- [PROBLEM REQUIREMENTS]
Exclude the pictures and reproduce the remaining data exactly as written.

- [DATA FOR PROCESSING]
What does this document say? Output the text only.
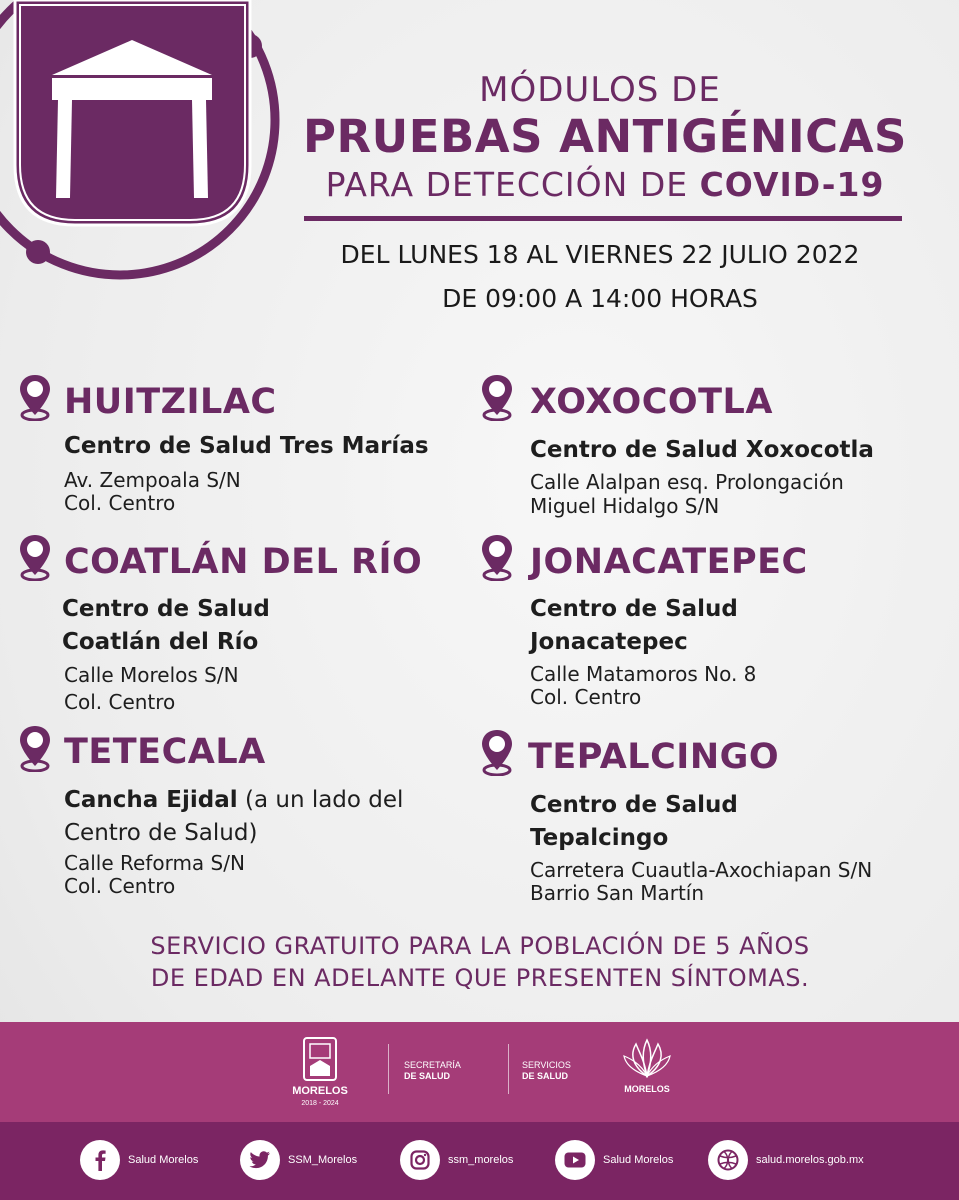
MÓDULOS DE
PRUEBAS ANTIGÉNICAS
PARA DETECCIÓN DE COVID-19
DEL LUNES 18 AL VIERNES 22 JULIO 2022
DE 09:00 A 14:00 HORAS
HUITZILAC
Centro de Salud Tres Marías
Av. Zempoala S/N
Col. Centro
COATLÁN DEL RÍO
Centro de Salud
Coatlán del Río
Calle Morelos S/N
Col. Centro
TETECALA
Cancha Ejidal (a un lado del
Centro de Salud)
Calle Reforma S/N
Col. Centro
XOXOCOTLA
Centro de Salud Xoxocotla
Calle Alalpan esq. Prolongación
Miguel Hidalgo S/N
JONACATEPEC
Centro de Salud
Jonacatepec
Calle Matamoros No. 8
Col. Centro
TEPALCINGO
Centro de Salud
Tepalcingo
Carretera Cuautla-Axochiapan S/N
Barrio San Martín
SERVICIO GRATUITO PARA LA POBLACIÓN DE 5 AÑOS
DE EDAD EN ADELANTE QUE PRESENTEN SÍNTOMAS.
MORELOS
2018 - 2024
SECRETARÍA
DE SALUD
SERVICIOS
DE SALUD
MORELOS
Salud Morelos	SSM_Morelos	ssm_morelos	Salud Morelos	salud.morelos.gob.mx
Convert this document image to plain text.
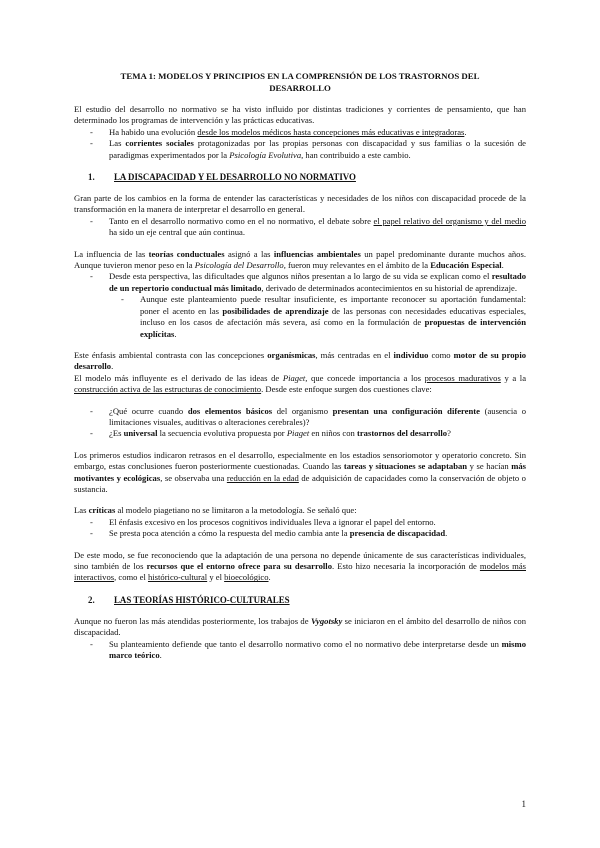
TEMA 1: MODELOS Y PRINCIPIOS EN LA COMPRENSIÓN DE LOS TRASTORNOS DEL DESARROLLO

El estudio del desarrollo no normativo se ha visto influido por distintas tradiciones y corrientes de pensamiento, que han determinado los programas de intervención y las prácticas educativas.

- Ha habido una evolución desde los modelos médicos hasta concepciones más educativas e integradoras.
- Las corrientes sociales protagonizadas por las propias personas con discapacidad y sus familias o la sucesión de paradigmas experimentados por la Psicología Evolutiva, han contribuido a este cambio.
1. LA DISCAPACIDAD Y EL DESARROLLO NO NORMATIVO

Gran parte de los cambios en la forma de entender las características y necesidades de los niños con discapacidad procede de la transformación en la manera de interpretar el desarrollo en general.

- Tanto en el desarrollo normativo como en el no normativo, el debate sobre el papel relativo del organismo y del medio ha sido un eje central que aún continua.

La influencia de las teorías conductuales asignó a las influencias ambientales un papel predominante durante muchos años. Aunque tuvieron menor peso en la Psicología del Desarrollo, fueron muy relevantes en el ámbito de la Educación Especial.

- Desde esta perspectiva, las dificultades que algunos niños presentan a lo largo de su vida se explican como el resultado de un repertorio conductual más limitado, derivado de determinados acontecimientos en su historial de aprendizaje.
- Aunque este planteamiento puede resultar insuficiente, es importante reconocer su aportación fundamental: poner el acento en las posibilidades de aprendizaje de las personas con necesidades educativas especiales, incluso en los casos de afectación más severa, así como en la formulación de propuestas de intervención explícitas.

Este énfasis ambiental contrasta con las concepciones organísmicas, más centradas en el individuo como motor de su propio desarrollo.

El modelo más influyente es el derivado de las ideas de Piaget, que concede importancia a los procesos madurativos y a la construcción activa de las estructuras de conocimiento. Desde este enfoque surgen dos cuestiones clave:

- ¿Qué ocurre cuando dos elementos básicos del organismo presentan una configuración diferente (ausencia o limitaciones visuales, auditivas o alteraciones cerebrales)?
- ¿Es universal la secuencia evolutiva propuesta por Piaget en niños con trastornos del desarrollo?

Los primeros estudios indicaron retrasos en el desarrollo, especialmente en los estadios sensoriomotor y operatorio concreto. Sin embargo, estas conclusiones fueron posteriormente cuestionadas. Cuando las tareas y situaciones se adaptaban y se hacían más motivantes y ecológicas, se observaba una reducción en la edad de adquisición de capacidades como la conservación de objeto o sustancia.

Las críticas al modelo piagetiano no se limitaron a la metodología. Se señaló que:

- El énfasis excesivo en los procesos cognitivos individuales lleva a ignorar el papel del entorno.
- Se presta poca atención a cómo la respuesta del medio cambia ante la presencia de discapacidad.

De este modo, se fue reconociendo que la adaptación de una persona no depende únicamente de sus características individuales, sino también de los recursos que el entorno ofrece para su desarrollo. Esto hizo necesaria la incorporación de modelos más interactivos, como el histórico-cultural y el bioecológico.

2. LAS TEORÍAS HISTÓRICO-CULTURALES

Aunque no fueron las más atendidas posteriormente, los trabajos de Vygotsky se iniciaron en el ámbito del desarrollo de niños con discapacidad.

- Su planteamiento defiende que tanto el desarrollo normativo como el no normativo debe interpretarse desde un mismo marco teórico.
1
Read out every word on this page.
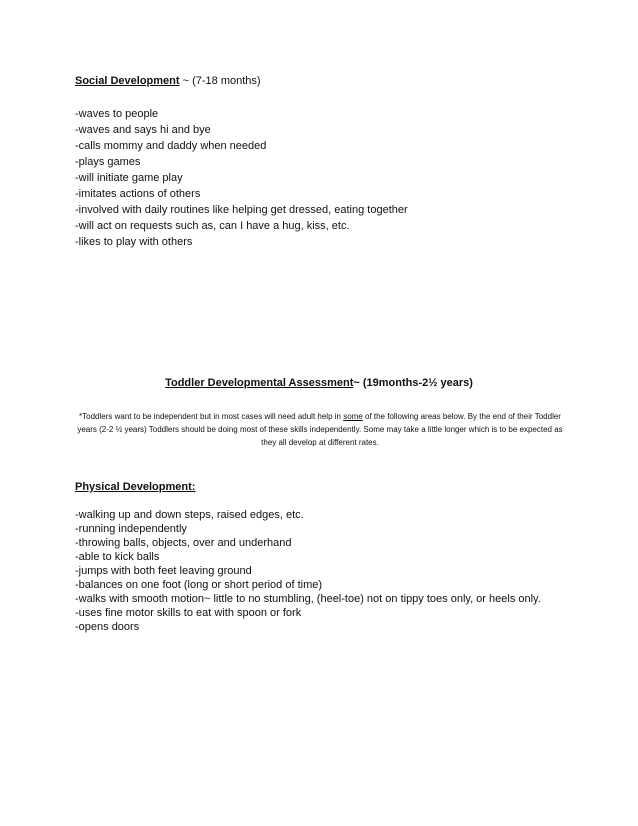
Social Development ~ (7-18 months)

-waves to people
-waves and says hi and bye
-calls mommy and daddy when needed
-plays games
-will initiate game play
-imitates actions of others
-involved with daily routines like helping get dressed, eating together
-will act on requests such as, can I have a hug, kiss, etc.
-likes to play with others
Toddler Developmental Assessment~ (19months-2½ years)

*Toddlers want to be independent but in most cases will need adult help in some of the following areas below. By the end of their Toddler years (2-2 ½ years) Toddlers should be doing most of these skills independently. Some may take a little longer which is to be expected as they all develop at different rates.

Physical Development:

-walking up and down steps, raised edges, etc.
-running independently
-throwing balls, objects, over and underhand
-able to kick balls
-jumps with both feet leaving ground
-balances on one foot (long or short period of time)
-walks with smooth motion~ little to no stumbling, (heel-toe) not on tippy toes only, or heels only.
-uses fine motor skills to eat with spoon or fork
-opens doors
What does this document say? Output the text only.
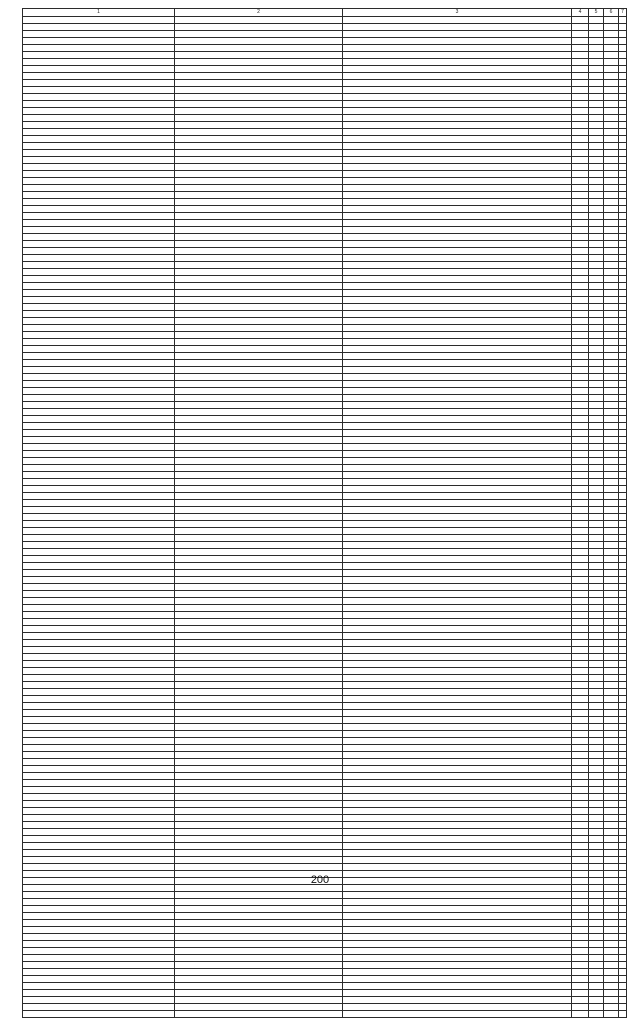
1	2	3	4	5	6	7

200
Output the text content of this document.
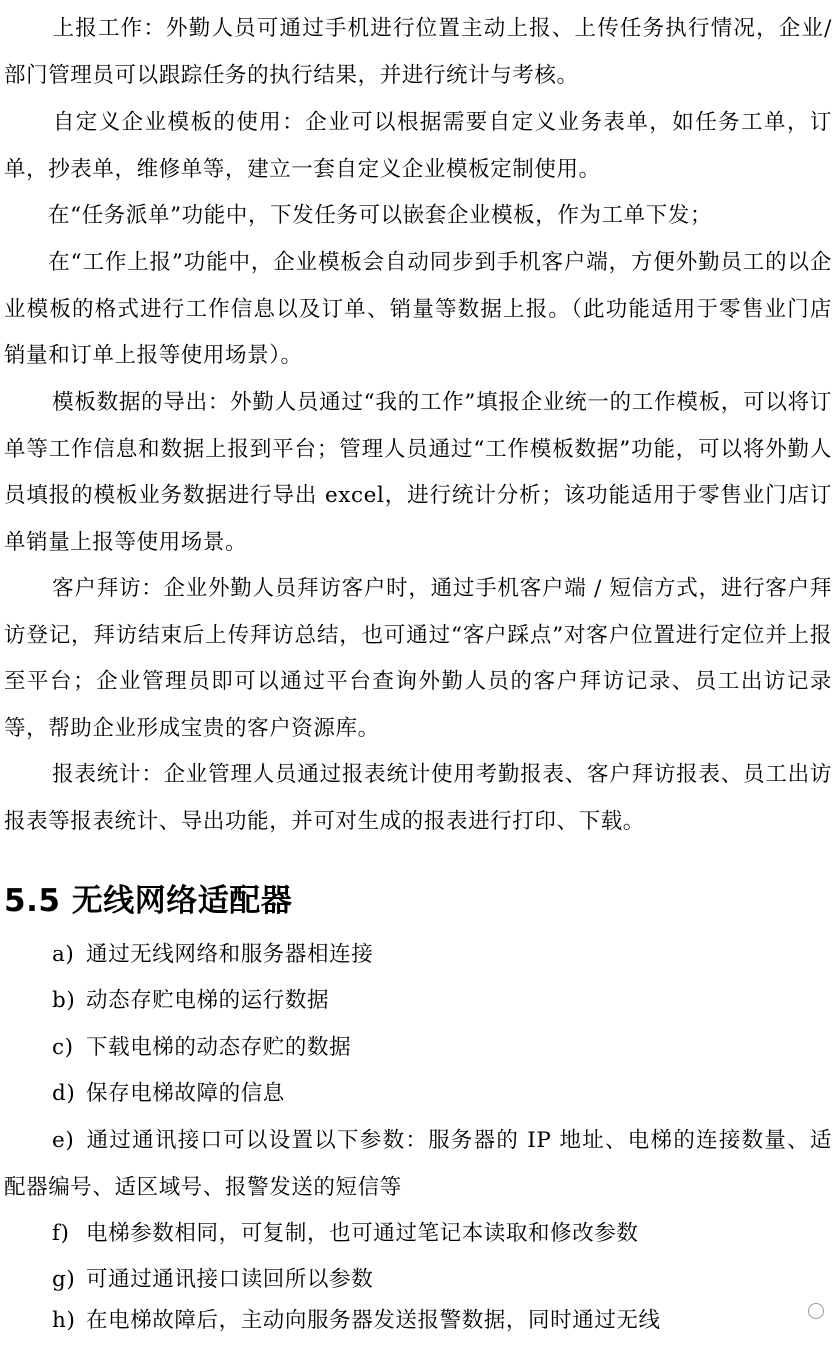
上报工作：外勤人员可通过手机进行位置主动上报、上传任务执行情况，企业/部门管理员可以跟踪任务的执行结果，并进行统计与考核。

自定义企业模板的使用：企业可以根据需要自定义业务表单，如任务工单，订单，抄表单，维修单等，建立一套自定义企业模板定制使用。

在“任务派单”功能中，下发任务可以嵌套企业模板，作为工单下发；

在“工作上报”功能中，企业模板会自动同步到手机客户端，方便外勤员工的以企业模板的格式进行工作信息以及订单、销量等数据上报。（此功能适用于零售业门店销量和订单上报等使用场景）。

模板数据的导出：外勤人员通过“我的工作”填报企业统一的工作模板，可以将订单等工作信息和数据上报到平台；管理人员通过“工作模板数据”功能，可以将外勤人员填报的模板业务数据进行导出 excel，进行统计分析；该功能适用于零售业门店订单销量上报等使用场景。

客户拜访：企业外勤人员拜访客户时，通过手机客户端 / 短信方式，进行客户拜访登记，拜访结束后上传拜访总结，也可通过“客户踩点”对客户位置进行定位并上报至平台；企业管理员即可以通过平台查询外勤人员的客户拜访记录、员工出访记录等，帮助企业形成宝贵的客户资源库。

报表统计：企业管理人员通过报表统计使用考勤报表、客户拜访报表、员工出访报表等报表统计、导出功能，并可对生成的报表进行打印、下载。

5.5 无线网络适配器

a) 通过无线网络和服务器相连接

b) 动态存贮电梯的运行数据

c) 下载电梯的动态存贮的数据

d) 保存电梯故障的信息

e) 通过通讯接口可以设置以下参数：服务器的 IP 地址、电梯的连接数量、适配器编号、适区域号、报警发送的短信等

f) 电梯参数相同，可复制，也可通过笔记本读取和修改参数

g) 可通过通讯接口读回所以参数

h) 在电梯故障后，主动向服务器发送报警数据，同时通过无线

- [WORKED ANSWER]
What does this document say? Output the text only.
MÓDULOS DE
PRUEBAS ANTIGÉNICAS
PARA DETECCIÓN DE COVID-19
DEL LUNES 18 AL VIERNES 22 JULIO 2022
DE 09:00 A 14:00 HORAS
HUITZILAC
Centro de Salud Tres Marías
Av. Zempoala S/N
Col. Centro
COATLÁN DEL RÍO
Centro de Salud
Coatlán del Río
Calle Morelos S/N
Col. Centro
TETECALA
Cancha Ejidal (a un lado del
Centro de Salud)
Calle Reforma S/N
Col. Centro
XOXOCOTLA
Centro de Salud Xoxocotla
Calle Alalpan esq. Prolongación
Miguel Hidalgo S/N
JONACATEPEC
Centro de Salud
Jonacatepec
Calle Matamoros No. 8
Col. Centro
TEPALCINGO
Centro de Salud
Tepalcingo
Carretera Cuautla-Axochiapan S/N
Barrio San Martín
SERVICIO GRATUITO PARA LA POBLACIÓN DE 5 AÑOS
DE EDAD EN ADELANTE QUE PRESENTEN SÍNTOMAS.
MORELOS
2018 - 2024
SECRETARÍA
DE SALUD
SERVICIOS
DE SALUD
MORELOS
Salud Morelos	SSM_Morelos	ssm_morelos	Salud Morelos	salud.morelos.gob.mx
Convert this document image to plain text.
TEMA 1: MODELOS Y PRINCIPIOS EN LA COMPRENSIÓN DE LOS TRASTORNOS DEL DESARROLLO

El estudio del desarrollo no normativo se ha visto influido por distintas tradiciones y corrientes de pensamiento, que han determinado los programas de intervención y las prácticas educativas.

- Ha habido una evolución desde los modelos médicos hasta concepciones más educativas e integradoras.
- Las corrientes sociales protagonizadas por las propias personas con discapacidad y sus familias o la sucesión de paradigmas experimentados por la Psicología Evolutiva, han contribuido a este cambio.
1. LA DISCAPACIDAD Y EL DESARROLLO NO NORMATIVO

Gran parte de los cambios en la forma de entender las características y necesidades de los niños con discapacidad procede de la transformación en la manera de interpretar el desarrollo en general.

- Tanto en el desarrollo normativo como en el no normativo, el debate sobre el papel relativo del organismo y del medio ha sido un eje central que aún continua.

La influencia de las teorías conductuales asignó a las influencias ambientales un papel predominante durante muchos años. Aunque tuvieron menor peso en la Psicología del Desarrollo, fueron muy relevantes en el ámbito de la Educación Especial.

- Desde esta perspectiva, las dificultades que algunos niños presentan a lo largo de su vida se explican como el resultado de un repertorio conductual más limitado, derivado de determinados acontecimientos en su historial de aprendizaje.
- Aunque este planteamiento puede resultar insuficiente, es importante reconocer su aportación fundamental: poner el acento en las posibilidades de aprendizaje de las personas con necesidades educativas especiales, incluso en los casos de afectación más severa, así como en la formulación de propuestas de intervención explícitas.

Este énfasis ambiental contrasta con las concepciones organísmicas, más centradas en el individuo como motor de su propio desarrollo.

El modelo más influyente es el derivado de las ideas de Piaget, que concede importancia a los procesos madurativos y a la construcción activa de las estructuras de conocimiento. Desde este enfoque surgen dos cuestiones clave:

- ¿Qué ocurre cuando dos elementos básicos del organismo presentan una configuración diferente (ausencia o limitaciones visuales, auditivas o alteraciones cerebrales)?
- ¿Es universal la secuencia evolutiva propuesta por Piaget en niños con trastornos del desarrollo?

Los primeros estudios indicaron retrasos en el desarrollo, especialmente en los estadios sensoriomotor y operatorio concreto. Sin embargo, estas conclusiones fueron posteriormente cuestionadas. Cuando las tareas y situaciones se adaptaban y se hacían más motivantes y ecológicas, se observaba una reducción en la edad de adquisición de capacidades como la conservación de objeto o sustancia.

Las críticas al modelo piagetiano no se limitaron a la metodología. Se señaló que:

- El énfasis excesivo en los procesos cognitivos individuales lleva a ignorar el papel del entorno.
- Se presta poca atención a cómo la respuesta del medio cambia ante la presencia de discapacidad.

De este modo, se fue reconociendo que la adaptación de una persona no depende únicamente de sus características individuales, sino también de los recursos que el entorno ofrece para su desarrollo. Esto hizo necesaria la incorporación de modelos más interactivos, como el histórico-cultural y el bioecológico.

2. LAS TEORÍAS HISTÓRICO-CULTURALES

Aunque no fueron las más atendidas posteriormente, los trabajos de Vygotsky se iniciaron en el ámbito del desarrollo de niños con discapacidad.

- Su planteamiento defiende que tanto el desarrollo normativo como el no normativo debe interpretarse desde un mismo marco teórico.
1
Read out every word on this page.
Social Development ~ (7-18 months)

-waves to people
-waves and says hi and bye
-calls mommy and daddy when needed
-plays games
-will initiate game play
-imitates actions of others
-involved with daily routines like helping get dressed, eating together
-will act on requests such as, can I have a hug, kiss, etc.
-likes to play with others
Toddler Developmental Assessment~ (19months-2½ years)

*Toddlers want to be independent but in most cases will need adult help in some of the following areas below. By the end of their Toddler years (2-2 ½ years) Toddlers should be doing most of these skills independently. Some may take a little longer which is to be expected as they all develop at different rates.

Physical Development:

-walking up and down steps, raised edges, etc.
-running independently
-throwing balls, objects, over and underhand
-able to kick balls
-jumps with both feet leaving ground
-balances on one foot (long or short period of time)
-walks with smooth motion~ little to no stumbling, (heel-toe) not on tippy toes only, or heels only.
-uses fine motor skills to eat with spoon or fork
-opens doors
What does this document say? Output the text only.
1	2	3	4	5	6	7

200
Output the text content of this document.
上报工作：外勤人员可通过手机进行位置主动上报、上传任务执行情况，企业/部门管理员可以跟踪任务的执行结果，并进行统计与考核。

自定义企业模板的使用：企业可以根据需要自定义业务表单，如任务工单，订单，抄表单，维修单等，建立一套自定义企业模板定制使用。

在“任务派单”功能中，下发任务可以嵌套企业模板，作为工单下发；

在“工作上报”功能中，企业模板会自动同步到手机客户端，方便外勤员工的以企业模板的格式进行工作信息以及订单、销量等数据上报。（此功能适用于零售业门店销量和订单上报等使用场景）。

模板数据的导出：外勤人员通过“我的工作”填报企业统一的工作模板，可以将订单等工作信息和数据上报到平台；管理人员通过“工作模板数据”功能，可以将外勤人员填报的模板业务数据进行导出 excel，进行统计分析；该功能适用于零售业门店订单销量上报等使用场景。

客户拜访：企业外勤人员拜访客户时，通过手机客户端 / 短信方式，进行客户拜访登记，拜访结束后上传拜访总结，也可通过“客户踩点”对客户位置进行定位并上报至平台；企业管理员即可以通过平台查询外勤人员的客户拜访记录、员工出访记录等，帮助企业形成宝贵的客户资源库。

报表统计：企业管理人员通过报表统计使用考勤报表、客户拜访报表、员工出访报表等报表统计、导出功能，并可对生成的报表进行打印、下载。

5.5 无线网络适配器

a) 通过无线网络和服务器相连接

b) 动态存贮电梯的运行数据

c) 下载电梯的动态存贮的数据

d) 保存电梯故障的信息

e) 通过通讯接口可以设置以下参数：服务器的 IP 地址、电梯的连接数量、适配器编号、适区域号、报警发送的短信等

f) 电梯参数相同，可复制，也可通过笔记本读取和修改参数

g) 可通过通讯接口读回所以参数

h) 在电梯故障后，主动向服务器发送报警数据，同时通过无线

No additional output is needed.